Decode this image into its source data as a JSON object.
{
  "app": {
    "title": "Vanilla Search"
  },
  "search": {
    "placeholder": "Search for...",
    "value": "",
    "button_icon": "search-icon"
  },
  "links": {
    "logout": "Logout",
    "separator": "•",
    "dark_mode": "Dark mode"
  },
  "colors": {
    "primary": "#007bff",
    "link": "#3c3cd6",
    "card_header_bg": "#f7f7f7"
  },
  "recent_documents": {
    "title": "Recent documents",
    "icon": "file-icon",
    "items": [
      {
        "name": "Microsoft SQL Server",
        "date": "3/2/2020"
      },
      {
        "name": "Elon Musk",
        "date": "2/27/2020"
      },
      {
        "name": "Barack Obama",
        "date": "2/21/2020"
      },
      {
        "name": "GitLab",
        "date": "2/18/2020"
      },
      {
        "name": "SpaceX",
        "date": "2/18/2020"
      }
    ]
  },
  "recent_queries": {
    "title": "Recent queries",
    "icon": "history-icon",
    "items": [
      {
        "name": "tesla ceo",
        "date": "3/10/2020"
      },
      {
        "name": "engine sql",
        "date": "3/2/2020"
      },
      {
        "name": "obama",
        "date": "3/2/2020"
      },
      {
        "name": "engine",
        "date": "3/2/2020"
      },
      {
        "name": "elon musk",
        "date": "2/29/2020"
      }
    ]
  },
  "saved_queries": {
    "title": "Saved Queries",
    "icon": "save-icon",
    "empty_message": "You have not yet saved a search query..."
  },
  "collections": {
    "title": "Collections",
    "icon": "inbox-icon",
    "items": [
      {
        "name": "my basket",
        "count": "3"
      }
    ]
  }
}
++++++
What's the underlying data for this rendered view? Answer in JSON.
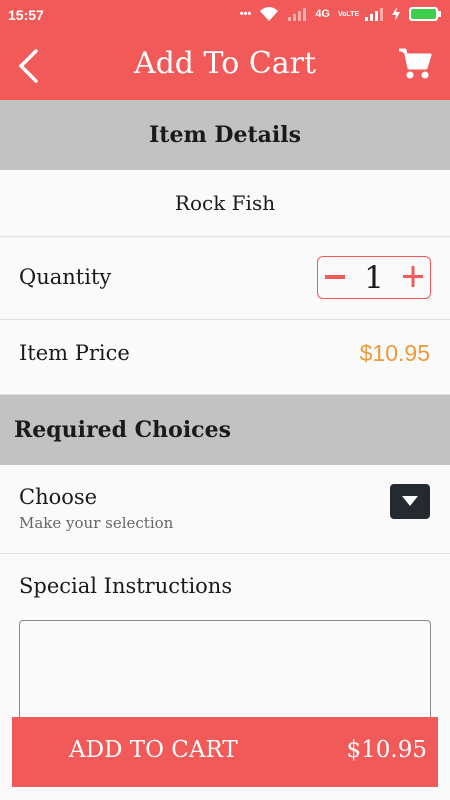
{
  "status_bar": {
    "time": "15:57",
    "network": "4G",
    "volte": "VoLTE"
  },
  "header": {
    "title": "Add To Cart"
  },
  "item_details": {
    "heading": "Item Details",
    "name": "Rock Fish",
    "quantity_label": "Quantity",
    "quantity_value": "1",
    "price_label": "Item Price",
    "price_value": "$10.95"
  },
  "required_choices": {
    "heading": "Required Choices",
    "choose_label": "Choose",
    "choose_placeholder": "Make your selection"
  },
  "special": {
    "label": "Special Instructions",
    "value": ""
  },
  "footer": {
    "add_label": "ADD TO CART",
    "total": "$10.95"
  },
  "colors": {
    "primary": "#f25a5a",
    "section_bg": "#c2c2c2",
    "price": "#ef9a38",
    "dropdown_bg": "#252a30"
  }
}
++++++
Count every line of the material above that holds the string "name", then state only the total.

Written solution:
12